▽

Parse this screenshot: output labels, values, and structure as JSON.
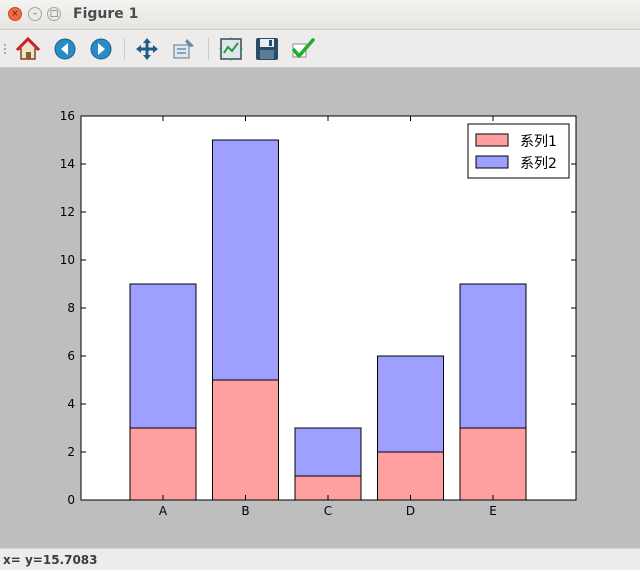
{
  "window": {
    "title": "Figure 1",
    "close_glyph": "×",
    "minimize_glyph": "–",
    "maximize_glyph": "□"
  },
  "toolbar": {
    "buttons": [
      {
        "name": "home-button",
        "icon": "home-icon"
      },
      {
        "name": "back-button",
        "icon": "back-arrow-icon"
      },
      {
        "name": "forward-button",
        "icon": "forward-arrow-icon"
      },
      {
        "name": "pan-button",
        "icon": "move-icon"
      },
      {
        "name": "zoom-button",
        "icon": "zoom-rect-icon"
      },
      {
        "name": "subplots-button",
        "icon": "subplots-icon"
      },
      {
        "name": "save-button",
        "icon": "floppy-icon"
      },
      {
        "name": "edit-button",
        "icon": "check-icon"
      }
    ]
  },
  "status": {
    "text": "x= y=15.7083"
  },
  "chart_data": {
    "type": "bar",
    "stacked": true,
    "categories": [
      "A",
      "B",
      "C",
      "D",
      "E"
    ],
    "series": [
      {
        "name": "系列1",
        "values": [
          3,
          5,
          1,
          2,
          3
        ],
        "color": "#ff9f9f"
      },
      {
        "name": "系列2",
        "values": [
          6,
          10,
          2,
          4,
          6
        ],
        "color": "#9f9fff"
      }
    ],
    "ylim": [
      0,
      16
    ],
    "yticks": [
      0,
      2,
      4,
      6,
      8,
      10,
      12,
      14,
      16
    ],
    "grid": false,
    "legend": "top-right",
    "title": "",
    "xlabel": "",
    "ylabel": ""
  }
}
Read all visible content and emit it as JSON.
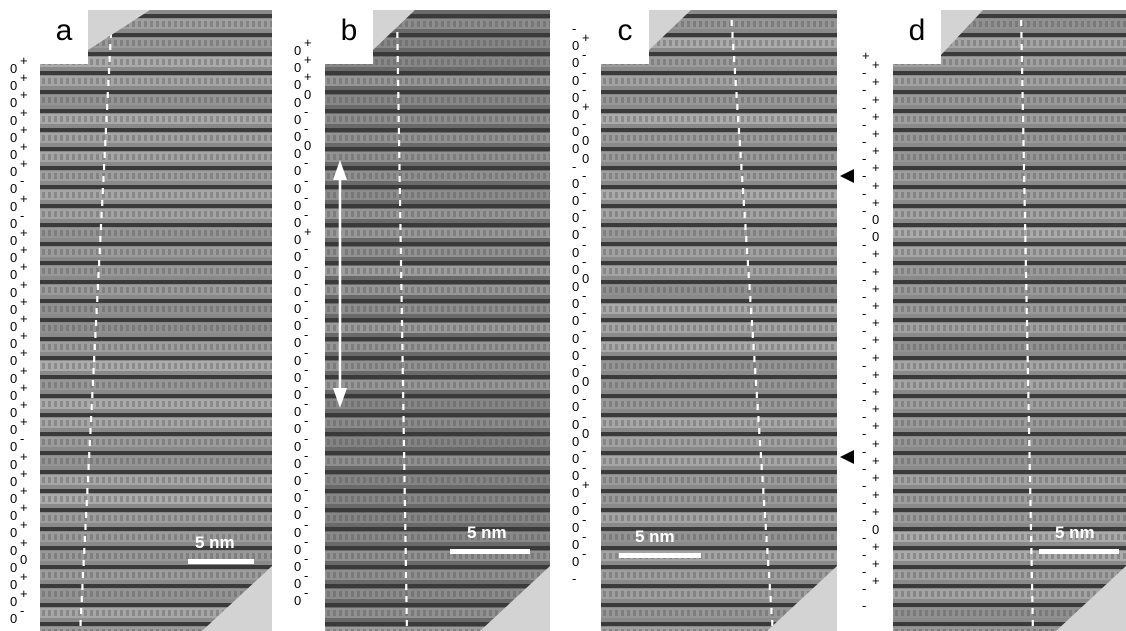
{
  "panels": [
    {
      "letter": "a",
      "scale_label": "5 nm"
    },
    {
      "letter": "b",
      "scale_label": "5 nm"
    },
    {
      "letter": "c",
      "scale_label": "5 nm"
    },
    {
      "letter": "d",
      "scale_label": "5 nm"
    }
  ],
  "label_columns": {
    "a": [
      "0+",
      "0+",
      "0+",
      "0+",
      "0+",
      "0+",
      "0+",
      "0-",
      "0+",
      "0-",
      "0+",
      "0+",
      "0+",
      "0+",
      "0+",
      "0+",
      "0+",
      "0+",
      "0+",
      "0+",
      "0+",
      "0+",
      "0-",
      "0+",
      "0+",
      "0+",
      "0+",
      "0+",
      "0+",
      "00",
      "0+",
      "0+",
      "0-"
    ],
    "b": [
      "0+",
      "0+",
      "0+",
      "00",
      "0-",
      "0-",
      "00",
      "0-",
      "0-",
      "0-",
      "0-",
      "0+",
      "0-",
      "0-",
      "0-",
      "0-",
      "0-",
      "0-",
      "0-",
      "0-",
      "0-",
      "0-",
      "0-",
      "0-",
      "0-",
      "0-",
      "0-",
      "0-",
      "0-",
      "0-",
      "0-",
      "0-",
      "0-"
    ],
    "c": [
      "-",
      "0+",
      "0-",
      "0-",
      "0-",
      "0+",
      "0-",
      "00",
      "-0",
      "0-",
      "0-",
      "0-",
      "0-",
      "0-",
      "0-",
      "00",
      "0-",
      "0-",
      "0-",
      "0-",
      "0-",
      "00",
      "0-",
      "0-",
      "00",
      "0-",
      "0-",
      "0+",
      "0-",
      "0-",
      "0-",
      "0-",
      "-"
    ],
    "d": [
      "+",
      "-+",
      "-+",
      "-+",
      "-+",
      "-+",
      "-+",
      "-+",
      "-+",
      "-+",
      "-0",
      "-0",
      "-+",
      "-+",
      "-+",
      "-+",
      "-+",
      "-+",
      "-+",
      "-+",
      "-+",
      "-+",
      "-+",
      "-+",
      "-+",
      "-+",
      "-+",
      "-+",
      "-0",
      "-+",
      "-+",
      "-+",
      "-"
    ]
  },
  "colors": {
    "background": "#ffffff",
    "cutout": "#d3d3d3",
    "marker": "#ffffff"
  },
  "icons": [
    "double-arrow-icon",
    "triangle-marker-icon"
  ]
}
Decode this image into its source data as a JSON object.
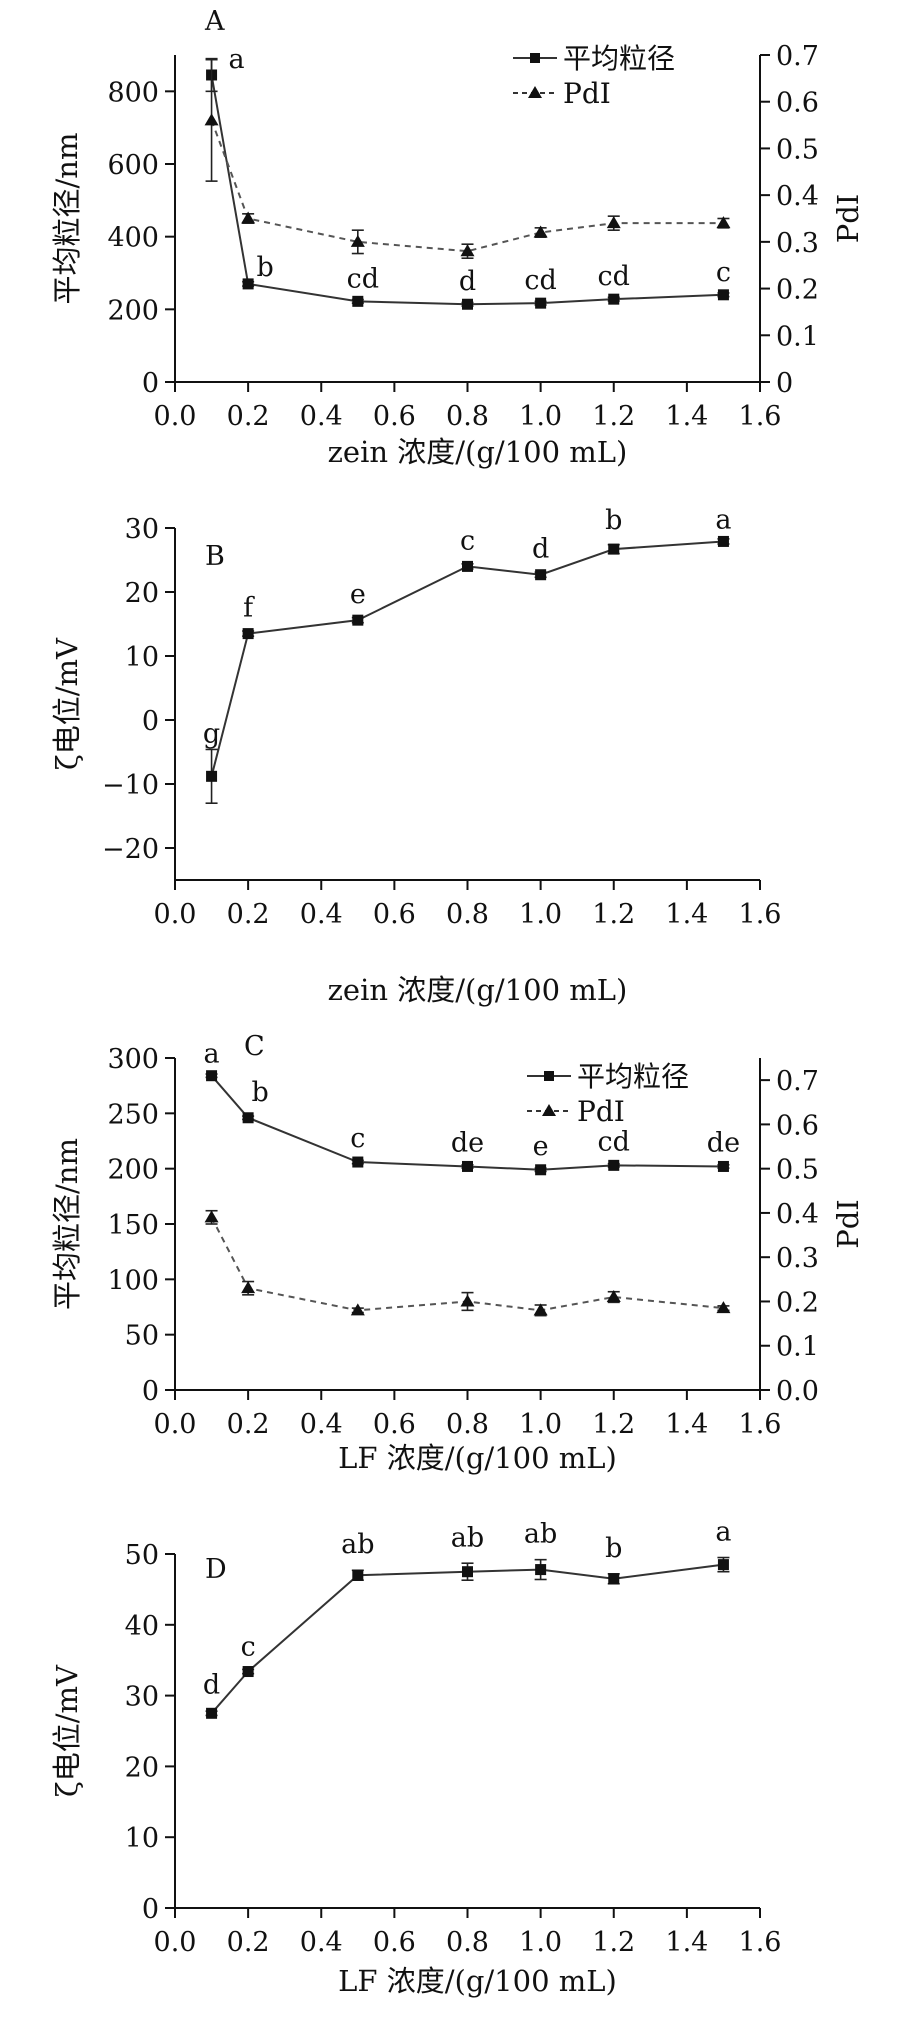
{
  "chart_data": [
    {
      "panel": "A",
      "type": "line",
      "x": [
        0.1,
        0.2,
        0.5,
        0.8,
        1.0,
        1.2,
        1.5
      ],
      "xlabel": "zein 浓度/(g/100 mL)",
      "xlim": [
        0.0,
        1.6
      ],
      "xticks": [
        "0.0",
        "0.2",
        "0.4",
        "0.6",
        "0.8",
        "1.0",
        "1.2",
        "1.4",
        "1.6"
      ],
      "ylabel": "平均粒径/nm",
      "ylim": [
        0,
        900
      ],
      "yticks": [
        "0",
        "200",
        "400",
        "600",
        "800"
      ],
      "y2label": "PdI",
      "y2lim": [
        0,
        0.7
      ],
      "y2ticks": [
        "0",
        "0.1",
        "0.2",
        "0.3",
        "0.4",
        "0.5",
        "0.6",
        "0.7"
      ],
      "legend": "top-right",
      "series": [
        {
          "name": "平均粒径",
          "axis": "left",
          "marker": "square",
          "line": "solid",
          "values": [
            845,
            270,
            222,
            214,
            217,
            228,
            240
          ],
          "errors": [
            45,
            6,
            5,
            5,
            5,
            5,
            5
          ],
          "labels": [
            "a",
            "b",
            "cd",
            "d",
            "cd",
            "cd",
            "c"
          ]
        },
        {
          "name": "PdI",
          "axis": "right",
          "marker": "triangle",
          "line": "dashed",
          "values": [
            0.56,
            0.35,
            0.3,
            0.28,
            0.32,
            0.34,
            0.34
          ],
          "errors": [
            0.13,
            0.01,
            0.025,
            0.015,
            0.01,
            0.015,
            0.01
          ]
        }
      ]
    },
    {
      "panel": "B",
      "type": "line",
      "x": [
        0.1,
        0.2,
        0.5,
        0.8,
        1.0,
        1.2,
        1.5
      ],
      "xlabel": "zein 浓度/(g/100 mL)",
      "xlim": [
        0.0,
        1.6
      ],
      "xticks": [
        "0.0",
        "0.2",
        "0.4",
        "0.6",
        "0.8",
        "1.0",
        "1.2",
        "1.4",
        "1.6"
      ],
      "ylabel": "ζ电位/mV",
      "ylim": [
        -25,
        30
      ],
      "yticks": [
        "−20",
        "−10",
        "0",
        "10",
        "20",
        "30"
      ],
      "series": [
        {
          "name": "",
          "axis": "left",
          "marker": "square",
          "line": "solid",
          "values": [
            -8.8,
            13.5,
            15.6,
            24.0,
            22.7,
            26.7,
            27.9
          ],
          "errors": [
            4.2,
            0.4,
            0.4,
            0.4,
            0.4,
            0.7,
            0.4
          ],
          "labels": [
            "g",
            "f",
            "e",
            "c",
            "d",
            "b",
            "a"
          ]
        }
      ]
    },
    {
      "panel": "C",
      "type": "line",
      "x": [
        0.1,
        0.2,
        0.5,
        0.8,
        1.0,
        1.2,
        1.5
      ],
      "xlabel": "LF 浓度/(g/100 mL)",
      "xlim": [
        0.0,
        1.6
      ],
      "xticks": [
        "0.0",
        "0.2",
        "0.4",
        "0.6",
        "0.8",
        "1.0",
        "1.2",
        "1.4",
        "1.6"
      ],
      "ylabel": "平均粒径/nm",
      "ylim": [
        0,
        300
      ],
      "yticks": [
        "0",
        "50",
        "100",
        "150",
        "200",
        "250",
        "300"
      ],
      "y2label": "PdI",
      "y2lim": [
        0.0,
        0.75
      ],
      "y2ticks": [
        "0.0",
        "0.1",
        "0.2",
        "0.3",
        "0.4",
        "0.5",
        "0.6",
        "0.7"
      ],
      "legend": "top-right",
      "series": [
        {
          "name": "平均粒径",
          "axis": "left",
          "marker": "square",
          "line": "solid",
          "values": [
            284,
            246,
            206,
            202,
            199,
            203,
            202
          ],
          "errors": [
            1.5,
            1.5,
            1.5,
            1.5,
            1.5,
            1.5,
            1.5
          ],
          "labels": [
            "a",
            "b",
            "c",
            "de",
            "e",
            "cd",
            "de"
          ]
        },
        {
          "name": "PdI",
          "axis": "right",
          "marker": "triangle",
          "line": "dashed",
          "values": [
            0.39,
            0.23,
            0.18,
            0.2,
            0.18,
            0.21,
            0.185
          ],
          "errors": [
            0.015,
            0.015,
            0.005,
            0.02,
            0.012,
            0.012,
            0.005
          ]
        }
      ]
    },
    {
      "panel": "D",
      "type": "line",
      "x": [
        0.1,
        0.2,
        0.5,
        0.8,
        1.0,
        1.2,
        1.5
      ],
      "xlabel": "LF 浓度/(g/100 mL)",
      "xlim": [
        0.0,
        1.6
      ],
      "xticks": [
        "0.0",
        "0.2",
        "0.4",
        "0.6",
        "0.8",
        "1.0",
        "1.2",
        "1.4",
        "1.6"
      ],
      "ylabel": "ζ电位/mV",
      "ylim": [
        0,
        50
      ],
      "yticks": [
        "0",
        "10",
        "20",
        "30",
        "40",
        "50"
      ],
      "series": [
        {
          "name": "",
          "axis": "left",
          "marker": "square",
          "line": "solid",
          "values": [
            27.5,
            33.4,
            47.0,
            47.5,
            47.8,
            46.5,
            48.5
          ],
          "errors": [
            0.3,
            0.3,
            0.7,
            1.2,
            1.4,
            0.7,
            1.0
          ],
          "labels": [
            "d",
            "c",
            "ab",
            "ab",
            "ab",
            "b",
            "a"
          ]
        }
      ]
    }
  ]
}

△

* EXERCISE DIRECTIONS *
Among the lines of the data, identify those with the word "this". Copy each of them.

* OUTPUT OF THE EXERCISE *
Parse this screenshot: output labels, values, and structure as JSON.
Decode this image into its source data as a JSON object.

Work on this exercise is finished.